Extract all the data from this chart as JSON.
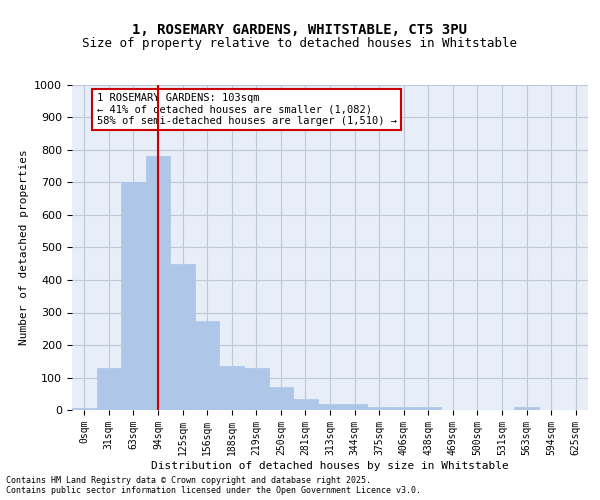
{
  "title_line1": "1, ROSEMARY GARDENS, WHITSTABLE, CT5 3PU",
  "title_line2": "Size of property relative to detached houses in Whitstable",
  "xlabel": "Distribution of detached houses by size in Whitstable",
  "ylabel": "Number of detached properties",
  "bar_color": "#aec6e8",
  "bar_edge_color": "#aec6e8",
  "grid_color": "#c0c8d8",
  "background_color": "#e8eef8",
  "categories": [
    "0sqm",
    "31sqm",
    "63sqm",
    "94sqm",
    "125sqm",
    "156sqm",
    "188sqm",
    "219sqm",
    "250sqm",
    "281sqm",
    "313sqm",
    "344sqm",
    "375sqm",
    "406sqm",
    "438sqm",
    "469sqm",
    "500sqm",
    "531sqm",
    "563sqm",
    "594sqm",
    "625sqm"
  ],
  "values": [
    5,
    130,
    700,
    780,
    450,
    275,
    135,
    130,
    70,
    35,
    20,
    20,
    10,
    10,
    10,
    0,
    0,
    0,
    10,
    0,
    0
  ],
  "ylim": [
    0,
    1000
  ],
  "yticks": [
    0,
    100,
    200,
    300,
    400,
    500,
    600,
    700,
    800,
    900,
    1000
  ],
  "property_line_x": 3,
  "annotation_text": "1 ROSEMARY GARDENS: 103sqm\n← 41% of detached houses are smaller (1,082)\n58% of semi-detached houses are larger (1,510) →",
  "annotation_box_color": "#ffffff",
  "annotation_box_edge": "#cc0000",
  "property_line_color": "#cc0000",
  "footer_line1": "Contains HM Land Registry data © Crown copyright and database right 2025.",
  "footer_line2": "Contains public sector information licensed under the Open Government Licence v3.0."
}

**Work to complete:**
Apart from the pictures, the entries above are to be repeated in full and exactly.

**Output below:**
Extract all the data from this chart as JSON.
{
  "title_line1": "1, ROSEMARY GARDENS, WHITSTABLE, CT5 3PU",
  "title_line2": "Size of property relative to detached houses in Whitstable",
  "xlabel": "Distribution of detached houses by size in Whitstable",
  "ylabel": "Number of detached properties",
  "bar_color": "#aec6e8",
  "bar_edge_color": "#aec6e8",
  "grid_color": "#c0c8d8",
  "background_color": "#e8eef8",
  "categories": [
    "0sqm",
    "31sqm",
    "63sqm",
    "94sqm",
    "125sqm",
    "156sqm",
    "188sqm",
    "219sqm",
    "250sqm",
    "281sqm",
    "313sqm",
    "344sqm",
    "375sqm",
    "406sqm",
    "438sqm",
    "469sqm",
    "500sqm",
    "531sqm",
    "563sqm",
    "594sqm",
    "625sqm"
  ],
  "values": [
    5,
    130,
    700,
    780,
    450,
    275,
    135,
    130,
    70,
    35,
    20,
    20,
    10,
    10,
    10,
    0,
    0,
    0,
    10,
    0,
    0
  ],
  "ylim": [
    0,
    1000
  ],
  "yticks": [
    0,
    100,
    200,
    300,
    400,
    500,
    600,
    700,
    800,
    900,
    1000
  ],
  "property_line_x": 3,
  "annotation_text": "1 ROSEMARY GARDENS: 103sqm\n← 41% of detached houses are smaller (1,082)\n58% of semi-detached houses are larger (1,510) →",
  "annotation_box_color": "#ffffff",
  "annotation_box_edge": "#cc0000",
  "property_line_color": "#cc0000",
  "footer_line1": "Contains HM Land Registry data © Crown copyright and database right 2025.",
  "footer_line2": "Contains public sector information licensed under the Open Government Licence v3.0."
}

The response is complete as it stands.